#### Exercise requirements:
Write out the whole listing again, exactly as given.

#### Task input:

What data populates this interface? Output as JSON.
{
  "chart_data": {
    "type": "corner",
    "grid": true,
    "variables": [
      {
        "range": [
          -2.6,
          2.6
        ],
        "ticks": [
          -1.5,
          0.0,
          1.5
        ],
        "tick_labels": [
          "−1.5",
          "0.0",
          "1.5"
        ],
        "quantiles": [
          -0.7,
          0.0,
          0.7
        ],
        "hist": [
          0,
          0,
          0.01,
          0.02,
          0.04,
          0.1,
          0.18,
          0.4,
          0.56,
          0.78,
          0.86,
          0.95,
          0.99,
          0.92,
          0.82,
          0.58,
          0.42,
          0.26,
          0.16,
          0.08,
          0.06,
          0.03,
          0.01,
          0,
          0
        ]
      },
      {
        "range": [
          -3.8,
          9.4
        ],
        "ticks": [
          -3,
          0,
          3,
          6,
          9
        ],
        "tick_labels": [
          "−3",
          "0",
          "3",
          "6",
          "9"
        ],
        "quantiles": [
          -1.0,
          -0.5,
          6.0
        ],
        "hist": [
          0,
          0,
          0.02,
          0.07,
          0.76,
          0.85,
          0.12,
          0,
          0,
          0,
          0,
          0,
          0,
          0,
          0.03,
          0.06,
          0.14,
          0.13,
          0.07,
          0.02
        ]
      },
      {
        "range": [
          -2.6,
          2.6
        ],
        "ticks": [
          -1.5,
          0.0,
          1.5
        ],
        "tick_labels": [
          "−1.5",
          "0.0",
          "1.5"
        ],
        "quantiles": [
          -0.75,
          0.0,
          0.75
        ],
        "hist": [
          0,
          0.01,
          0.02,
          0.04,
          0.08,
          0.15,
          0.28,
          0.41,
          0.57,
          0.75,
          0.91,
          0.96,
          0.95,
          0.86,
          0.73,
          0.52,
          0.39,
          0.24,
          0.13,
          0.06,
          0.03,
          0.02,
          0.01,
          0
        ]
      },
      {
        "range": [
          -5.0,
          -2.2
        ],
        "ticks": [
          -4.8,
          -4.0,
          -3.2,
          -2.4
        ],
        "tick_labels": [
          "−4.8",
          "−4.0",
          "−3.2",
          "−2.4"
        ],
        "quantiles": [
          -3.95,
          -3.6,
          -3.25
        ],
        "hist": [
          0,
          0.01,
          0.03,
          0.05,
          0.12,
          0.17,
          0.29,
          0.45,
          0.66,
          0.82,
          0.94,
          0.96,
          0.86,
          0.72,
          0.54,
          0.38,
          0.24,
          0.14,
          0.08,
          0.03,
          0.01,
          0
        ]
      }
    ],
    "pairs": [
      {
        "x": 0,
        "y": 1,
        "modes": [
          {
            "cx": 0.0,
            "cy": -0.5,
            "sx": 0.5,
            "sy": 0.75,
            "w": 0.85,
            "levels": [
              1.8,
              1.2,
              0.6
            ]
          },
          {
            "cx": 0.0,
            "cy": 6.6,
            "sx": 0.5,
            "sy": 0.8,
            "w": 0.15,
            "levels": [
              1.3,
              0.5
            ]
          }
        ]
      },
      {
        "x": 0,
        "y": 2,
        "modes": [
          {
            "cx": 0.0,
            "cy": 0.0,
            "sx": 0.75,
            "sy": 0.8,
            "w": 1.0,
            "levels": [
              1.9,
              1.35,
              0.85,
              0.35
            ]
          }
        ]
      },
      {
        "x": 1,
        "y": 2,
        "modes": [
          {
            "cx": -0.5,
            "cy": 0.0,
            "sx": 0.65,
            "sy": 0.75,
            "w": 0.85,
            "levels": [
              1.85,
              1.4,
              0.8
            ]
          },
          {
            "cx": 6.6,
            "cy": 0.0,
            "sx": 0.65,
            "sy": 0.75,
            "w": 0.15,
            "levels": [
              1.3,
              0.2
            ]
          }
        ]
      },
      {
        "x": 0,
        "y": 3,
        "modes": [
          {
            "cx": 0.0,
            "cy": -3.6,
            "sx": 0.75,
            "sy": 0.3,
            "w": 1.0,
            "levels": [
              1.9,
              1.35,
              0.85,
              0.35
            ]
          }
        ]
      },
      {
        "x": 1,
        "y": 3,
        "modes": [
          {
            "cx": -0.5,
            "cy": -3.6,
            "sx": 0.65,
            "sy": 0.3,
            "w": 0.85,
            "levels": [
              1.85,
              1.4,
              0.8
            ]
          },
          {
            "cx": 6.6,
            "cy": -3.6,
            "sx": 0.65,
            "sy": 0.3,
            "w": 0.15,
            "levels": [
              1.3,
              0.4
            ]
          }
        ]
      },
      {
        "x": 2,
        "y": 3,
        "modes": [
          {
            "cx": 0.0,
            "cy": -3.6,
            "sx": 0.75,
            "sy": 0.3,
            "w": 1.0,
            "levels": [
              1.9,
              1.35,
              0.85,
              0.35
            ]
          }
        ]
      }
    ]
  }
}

#### The completed task:
What data populates this interface? Output as JSON.
{
  "chart_data": {
    "type": "corner",
    "grid": true,
    "variables": [
      {
        "range": [
          -2.6,
          2.6
        ],
        "ticks": [
          -1.5,
          0.0,
          1.5
        ],
        "tick_labels": [
          "−1.5",
          "0.0",
          "1.5"
        ],
        "quantiles": [
          -0.7,
          0.0,
          0.7
        ],
        "hist": [
          0,
          0,
          0.01,
          0.02,
          0.04,
          0.1,
          0.18,
          0.4,
          0.56,
          0.78,
          0.86,
          0.95,
          0.99,
          0.92,
          0.82,
          0.58,
          0.42,
          0.26,
          0.16,
          0.08,
          0.06,
          0.03,
          0.01,
          0,
          0
        ]
      },
      {
        "range": [
          -3.8,
          9.4
        ],
        "ticks": [
          -3,
          0,
          3,
          6,
          9
        ],
        "tick_labels": [
          "−3",
          "0",
          "3",
          "6",
          "9"
        ],
        "quantiles": [
          -1.0,
          -0.5,
          6.0
        ],
        "hist": [
          0,
          0,
          0.02,
          0.07,
          0.76,
          0.85,
          0.12,
          0,
          0,
          0,
          0,
          0,
          0,
          0,
          0.03,
          0.06,
          0.14,
          0.13,
          0.07,
          0.02
        ]
      },
      {
        "range": [
          -2.6,
          2.6
        ],
        "ticks": [
          -1.5,
          0.0,
          1.5
        ],
        "tick_labels": [
          "−1.5",
          "0.0",
          "1.5"
        ],
        "quantiles": [
          -0.75,
          0.0,
          0.75
        ],
        "hist": [
          0,
          0.01,
          0.02,
          0.04,
          0.08,
          0.15,
          0.28,
          0.41,
          0.57,
          0.75,
          0.91,
          0.96,
          0.95,
          0.86,
          0.73,
          0.52,
          0.39,
          0.24,
          0.13,
          0.06,
          0.03,
          0.02,
          0.01,
          0
        ]
      },
      {
        "range": [
          -5.0,
          -2.2
        ],
        "ticks": [
          -4.8,
          -4.0,
          -3.2,
          -2.4
        ],
        "tick_labels": [
          "−4.8",
          "−4.0",
          "−3.2",
          "−2.4"
        ],
        "quantiles": [
          -3.95,
          -3.6,
          -3.25
        ],
        "hist": [
          0,
          0.01,
          0.03,
          0.05,
          0.12,
          0.17,
          0.29,
          0.45,
          0.66,
          0.82,
          0.94,
          0.96,
          0.86,
          0.72,
          0.54,
          0.38,
          0.24,
          0.14,
          0.08,
          0.03,
          0.01,
          0
        ]
      }
    ],
    "pairs": [
      {
        "x": 0,
        "y": 1,
        "modes": [
          {
            "cx": 0.0,
            "cy": -0.5,
            "sx": 0.5,
            "sy": 0.75,
            "w": 0.85,
            "levels": [
              1.8,
              1.2,
              0.6
            ]
          },
          {
            "cx": 0.0,
            "cy": 6.6,
            "sx": 0.5,
            "sy": 0.8,
            "w": 0.15,
            "levels": [
              1.3,
              0.5
            ]
          }
        ]
      },
      {
        "x": 0,
        "y": 2,
        "modes": [
          {
            "cx": 0.0,
            "cy": 0.0,
            "sx": 0.75,
            "sy": 0.8,
            "w": 1.0,
            "levels": [
              1.9,
              1.35,
              0.85,
              0.35
            ]
          }
        ]
      },
      {
        "x": 1,
        "y": 2,
        "modes": [
          {
            "cx": -0.5,
            "cy": 0.0,
            "sx": 0.65,
            "sy": 0.75,
            "w": 0.85,
            "levels": [
              1.85,
              1.4,
              0.8
            ]
          },
          {
            "cx": 6.6,
            "cy": 0.0,
            "sx": 0.65,
            "sy": 0.75,
            "w": 0.15,
            "levels": [
              1.3,
              0.2
            ]
          }
        ]
      },
      {
        "x": 0,
        "y": 3,
        "modes": [
          {
            "cx": 0.0,
            "cy": -3.6,
            "sx": 0.75,
            "sy": 0.3,
            "w": 1.0,
            "levels": [
              1.9,
              1.35,
              0.85,
              0.35
            ]
          }
        ]
      },
      {
        "x": 1,
        "y": 3,
        "modes": [
          {
            "cx": -0.5,
            "cy": -3.6,
            "sx": 0.65,
            "sy": 0.3,
            "w": 0.85,
            "levels": [
              1.85,
              1.4,
              0.8
            ]
          },
          {
            "cx": 6.6,
            "cy": -3.6,
            "sx": 0.65,
            "sy": 0.3,
            "w": 0.15,
            "levels": [
              1.3,
              0.4
            ]
          }
        ]
      },
      {
        "x": 2,
        "y": 3,
        "modes": [
          {
            "cx": 0.0,
            "cy": -3.6,
            "sx": 0.75,
            "sy": 0.3,
            "w": 1.0,
            "levels": [
              1.9,
              1.35,
              0.85,
              0.35
            ]
          }
        ]
      }
    ]
  }
}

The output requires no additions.